— LISTING —
■ ■ ■ ■ ■ ■ ■

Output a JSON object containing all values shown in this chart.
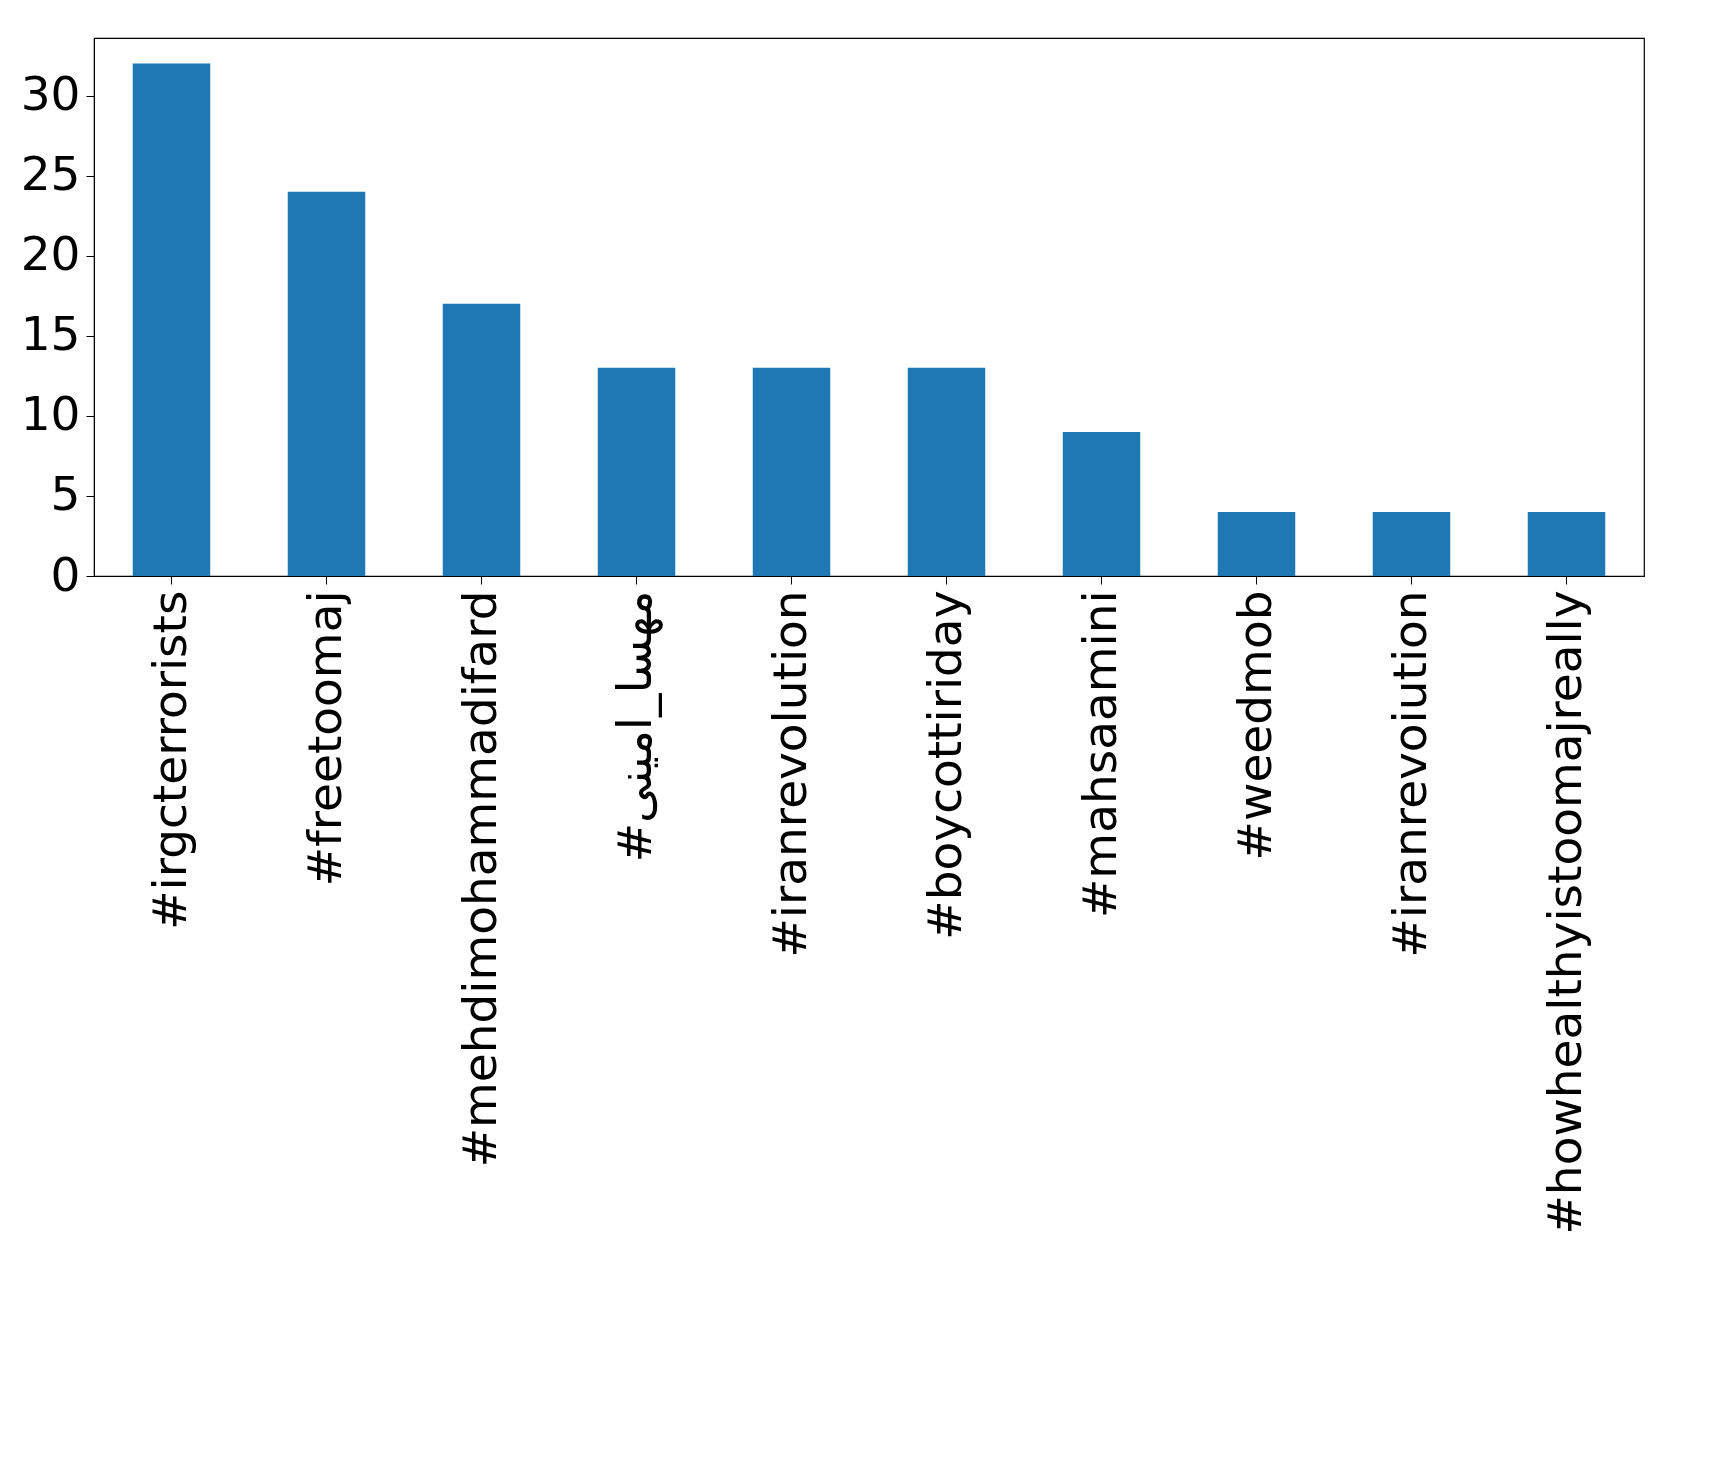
{
  "chart_data": {
    "type": "bar",
    "categories": [
      "#irgcterrorists",
      "#freetoomaj",
      "#mehdimohammadifard",
      "#مهسا_امینی",
      "#iranrevolution",
      "#boycottiriday",
      "#mahsaamini",
      "#weedmob",
      "#iranrevoiution",
      "#howhealthyistoomajreally"
    ],
    "values": [
      32,
      24,
      17,
      13,
      13,
      13,
      9,
      4,
      4,
      4
    ],
    "color": "#1f77b4",
    "ylim": [
      0,
      33.6
    ],
    "yticks": [
      0,
      5,
      10,
      15,
      20,
      25,
      30
    ],
    "grid": false
  }
}
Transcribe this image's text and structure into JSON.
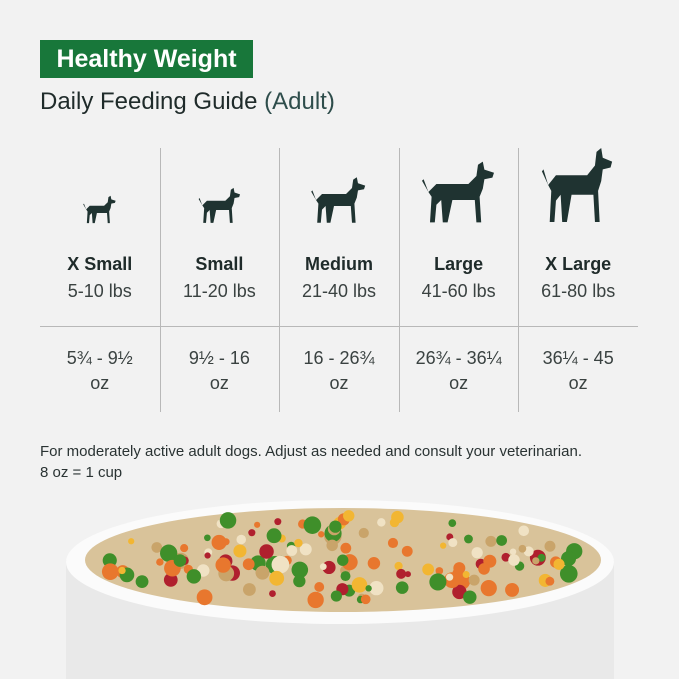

■ ■ ■ ■ ■ ■ ■

Pictures are not part of the copy; output everything else in the records exactly.

Output a JSON object containing all values shown in this chart.
{
  "chart_data": {
    "type": "bar",
    "categories": [
      "#irgcterrorists",
      "#freetoomaj",
      "#mehdimohammadifard",
      "#مهسا_امینی",
      "#iranrevolution",
      "#boycottiriday",
      "#mahsaamini",
      "#weedmob",
      "#iranrevoiution",
      "#howhealthyistoomajreally"
    ],
    "values": [
      32,
      24,
      17,
      13,
      13,
      13,
      9,
      4,
      4,
      4
    ],
    "color": "#1f77b4",
    "ylim": [
      0,
      33.6
    ],
    "yticks": [
      0,
      5,
      10,
      15,
      20,
      25,
      30
    ],
    "grid": false
  }
}
Transcribe this image's text and structure into JSON.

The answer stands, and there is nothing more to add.